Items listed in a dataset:

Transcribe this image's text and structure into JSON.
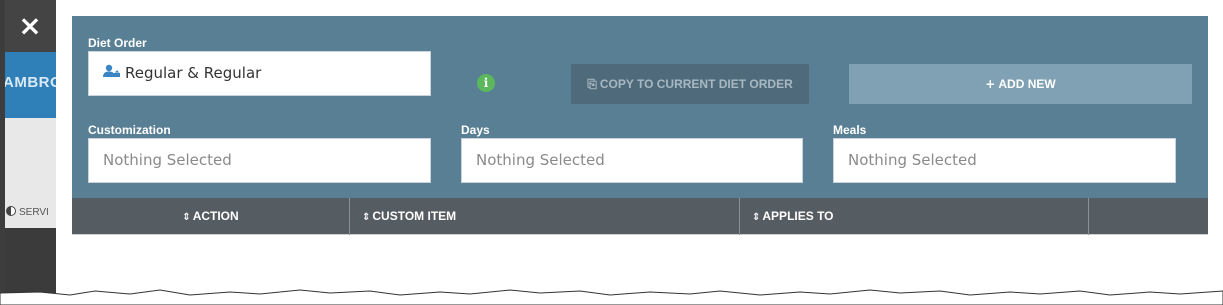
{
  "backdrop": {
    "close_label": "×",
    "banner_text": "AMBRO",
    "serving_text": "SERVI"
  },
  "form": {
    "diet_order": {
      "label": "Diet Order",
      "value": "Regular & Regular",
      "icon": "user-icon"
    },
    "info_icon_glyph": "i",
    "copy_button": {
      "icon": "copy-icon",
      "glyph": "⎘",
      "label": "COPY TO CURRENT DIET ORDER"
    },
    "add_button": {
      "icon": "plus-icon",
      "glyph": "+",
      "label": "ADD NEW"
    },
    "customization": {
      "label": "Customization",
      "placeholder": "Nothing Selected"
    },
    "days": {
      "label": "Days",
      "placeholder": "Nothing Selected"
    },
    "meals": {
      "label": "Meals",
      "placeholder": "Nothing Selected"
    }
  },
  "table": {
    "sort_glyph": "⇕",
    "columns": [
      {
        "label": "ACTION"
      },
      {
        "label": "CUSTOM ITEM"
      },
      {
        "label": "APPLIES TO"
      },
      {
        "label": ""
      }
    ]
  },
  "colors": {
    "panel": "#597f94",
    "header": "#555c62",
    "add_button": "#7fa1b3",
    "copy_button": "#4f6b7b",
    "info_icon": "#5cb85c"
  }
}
...
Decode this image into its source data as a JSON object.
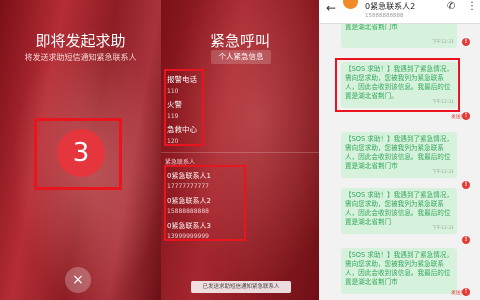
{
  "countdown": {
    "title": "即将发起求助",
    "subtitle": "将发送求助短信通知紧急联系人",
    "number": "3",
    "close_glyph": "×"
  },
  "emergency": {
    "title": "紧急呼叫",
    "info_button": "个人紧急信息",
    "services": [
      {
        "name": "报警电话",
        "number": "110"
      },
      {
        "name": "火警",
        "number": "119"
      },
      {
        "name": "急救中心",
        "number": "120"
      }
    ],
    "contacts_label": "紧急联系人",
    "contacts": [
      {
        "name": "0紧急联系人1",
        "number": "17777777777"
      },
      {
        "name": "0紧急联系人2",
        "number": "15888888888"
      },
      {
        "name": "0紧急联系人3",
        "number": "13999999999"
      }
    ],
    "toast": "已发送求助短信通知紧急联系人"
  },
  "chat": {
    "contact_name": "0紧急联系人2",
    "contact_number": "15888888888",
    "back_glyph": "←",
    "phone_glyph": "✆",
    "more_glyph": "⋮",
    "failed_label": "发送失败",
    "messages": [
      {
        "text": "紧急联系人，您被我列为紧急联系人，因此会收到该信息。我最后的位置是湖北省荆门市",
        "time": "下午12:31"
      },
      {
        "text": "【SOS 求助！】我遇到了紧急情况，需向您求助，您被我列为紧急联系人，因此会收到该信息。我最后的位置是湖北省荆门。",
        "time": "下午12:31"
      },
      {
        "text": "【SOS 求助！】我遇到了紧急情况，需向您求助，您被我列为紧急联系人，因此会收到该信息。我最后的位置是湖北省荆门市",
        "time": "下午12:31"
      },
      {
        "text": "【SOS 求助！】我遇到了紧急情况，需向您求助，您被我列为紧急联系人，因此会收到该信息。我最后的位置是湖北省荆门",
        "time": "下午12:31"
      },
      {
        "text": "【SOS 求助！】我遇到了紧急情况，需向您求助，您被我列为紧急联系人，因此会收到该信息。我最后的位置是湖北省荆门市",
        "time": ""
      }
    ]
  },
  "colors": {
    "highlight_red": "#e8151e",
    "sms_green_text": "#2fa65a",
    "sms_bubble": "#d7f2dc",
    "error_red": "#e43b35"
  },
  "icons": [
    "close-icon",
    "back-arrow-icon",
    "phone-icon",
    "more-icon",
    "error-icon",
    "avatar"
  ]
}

Your instructions:
Which lines of the data include "需向您求助"? Copy each of them.

Response to this task:
        "text": "【SOS 求助！】我遇到了紧急情况，需向您求助，您被我列为紧急联系人，因此会收到该信息。我最后的位置是湖北省荆门。",
        "text": "【SOS 求助！】我遇到了紧急情况，需向您求助，您被我列为紧急联系人，因此会收到该信息。我最后的位置是湖北省荆门市",
        "text": "【SOS 求助！】我遇到了紧急情况，需向您求助，您被我列为紧急联系人，因此会收到该信息。我最后的位置是湖北省荆门",
        "text": "【SOS 求助！】我遇到了紧急情况，需向您求助，您被我列为紧急联系人，因此会收到该信息。我最后的位置是湖北省荆门市",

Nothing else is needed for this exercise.